%%
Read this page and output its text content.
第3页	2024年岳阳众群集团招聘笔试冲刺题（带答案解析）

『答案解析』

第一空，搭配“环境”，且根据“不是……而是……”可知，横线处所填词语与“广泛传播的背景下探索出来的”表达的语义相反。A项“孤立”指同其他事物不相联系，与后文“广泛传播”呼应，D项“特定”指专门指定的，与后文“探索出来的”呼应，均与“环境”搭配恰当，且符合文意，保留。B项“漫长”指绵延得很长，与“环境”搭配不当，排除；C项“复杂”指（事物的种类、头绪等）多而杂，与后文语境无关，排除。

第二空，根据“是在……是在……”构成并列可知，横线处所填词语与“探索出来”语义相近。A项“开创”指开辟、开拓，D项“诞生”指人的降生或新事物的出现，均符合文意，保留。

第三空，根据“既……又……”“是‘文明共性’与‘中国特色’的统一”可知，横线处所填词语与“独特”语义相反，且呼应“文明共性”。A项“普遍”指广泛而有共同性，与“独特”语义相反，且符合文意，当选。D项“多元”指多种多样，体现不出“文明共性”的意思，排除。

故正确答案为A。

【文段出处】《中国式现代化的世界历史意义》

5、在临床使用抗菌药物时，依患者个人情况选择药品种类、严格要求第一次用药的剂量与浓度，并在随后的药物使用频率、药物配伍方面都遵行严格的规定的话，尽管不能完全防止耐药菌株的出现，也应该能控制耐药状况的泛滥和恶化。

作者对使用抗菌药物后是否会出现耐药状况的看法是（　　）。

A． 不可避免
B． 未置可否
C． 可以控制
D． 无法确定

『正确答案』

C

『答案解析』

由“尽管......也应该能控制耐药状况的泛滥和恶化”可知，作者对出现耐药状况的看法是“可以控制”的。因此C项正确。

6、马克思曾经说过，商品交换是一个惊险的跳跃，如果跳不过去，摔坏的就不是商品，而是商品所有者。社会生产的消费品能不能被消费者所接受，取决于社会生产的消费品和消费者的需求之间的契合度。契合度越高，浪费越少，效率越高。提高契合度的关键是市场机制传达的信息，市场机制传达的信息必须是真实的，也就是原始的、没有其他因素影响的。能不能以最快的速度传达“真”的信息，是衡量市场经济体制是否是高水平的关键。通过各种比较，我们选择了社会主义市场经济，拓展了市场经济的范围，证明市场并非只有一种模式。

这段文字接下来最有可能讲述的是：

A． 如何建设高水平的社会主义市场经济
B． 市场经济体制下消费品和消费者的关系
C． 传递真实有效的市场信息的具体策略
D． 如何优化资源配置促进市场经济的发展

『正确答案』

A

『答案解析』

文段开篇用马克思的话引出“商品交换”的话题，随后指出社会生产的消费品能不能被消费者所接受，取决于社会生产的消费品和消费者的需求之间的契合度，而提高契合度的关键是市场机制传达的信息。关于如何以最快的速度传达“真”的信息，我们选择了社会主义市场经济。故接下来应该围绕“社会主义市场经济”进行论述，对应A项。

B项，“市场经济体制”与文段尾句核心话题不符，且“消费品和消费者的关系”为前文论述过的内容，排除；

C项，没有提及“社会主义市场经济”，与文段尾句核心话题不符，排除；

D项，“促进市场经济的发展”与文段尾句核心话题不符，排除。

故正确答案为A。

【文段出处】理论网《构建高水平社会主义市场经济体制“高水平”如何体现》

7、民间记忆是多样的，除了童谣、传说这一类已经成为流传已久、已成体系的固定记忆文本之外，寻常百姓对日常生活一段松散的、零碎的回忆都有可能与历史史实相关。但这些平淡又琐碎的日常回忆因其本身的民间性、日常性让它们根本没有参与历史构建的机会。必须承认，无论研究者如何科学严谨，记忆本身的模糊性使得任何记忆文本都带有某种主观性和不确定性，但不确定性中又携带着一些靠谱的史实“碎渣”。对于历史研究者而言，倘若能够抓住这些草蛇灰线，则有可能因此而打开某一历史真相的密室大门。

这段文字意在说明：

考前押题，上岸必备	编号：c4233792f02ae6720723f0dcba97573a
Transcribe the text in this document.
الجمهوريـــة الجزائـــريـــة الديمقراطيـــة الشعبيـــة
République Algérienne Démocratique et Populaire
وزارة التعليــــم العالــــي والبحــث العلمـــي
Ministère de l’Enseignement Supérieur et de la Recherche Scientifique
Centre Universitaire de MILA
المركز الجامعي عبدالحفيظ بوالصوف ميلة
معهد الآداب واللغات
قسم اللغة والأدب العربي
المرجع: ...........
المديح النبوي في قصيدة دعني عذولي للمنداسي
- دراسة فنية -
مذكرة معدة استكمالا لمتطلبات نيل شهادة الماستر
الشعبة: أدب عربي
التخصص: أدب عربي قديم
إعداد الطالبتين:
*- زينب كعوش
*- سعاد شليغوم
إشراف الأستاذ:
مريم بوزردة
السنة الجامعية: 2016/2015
%%
SET PROBLEM
In the records above, return only the line that contains "Transcribe the text in this document." and every line after it through the last, exactly as they appear.

ANSWER TO THIS PROBLEM
Transcribe the text in this document.
الجمهوريـــة الجزائـــريـــة الديمقراطيـــة الشعبيـــة
République Algérienne Démocratique et Populaire
وزارة التعليــــم العالــــي والبحــث العلمـــي
Ministère de l’Enseignement Supérieur et de la Recherche Scientifique
Centre Universitaire de MILA
المركز الجامعي عبدالحفيظ بوالصوف ميلة
معهد الآداب واللغات
قسم اللغة والأدب العربي
المرجع: ...........
المديح النبوي في قصيدة دعني عذولي للمنداسي
- دراسة فنية -
مذكرة معدة استكمالا لمتطلبات نيل شهادة الماستر
الشعبة: أدب عربي
التخصص: أدب عربي قديم
إعداد الطالبتين:
*- زينب كعوش
*- سعاد شليغوم
إشراف الأستاذ:
مريم بوزردة
السنة الجامعية: 2016/2015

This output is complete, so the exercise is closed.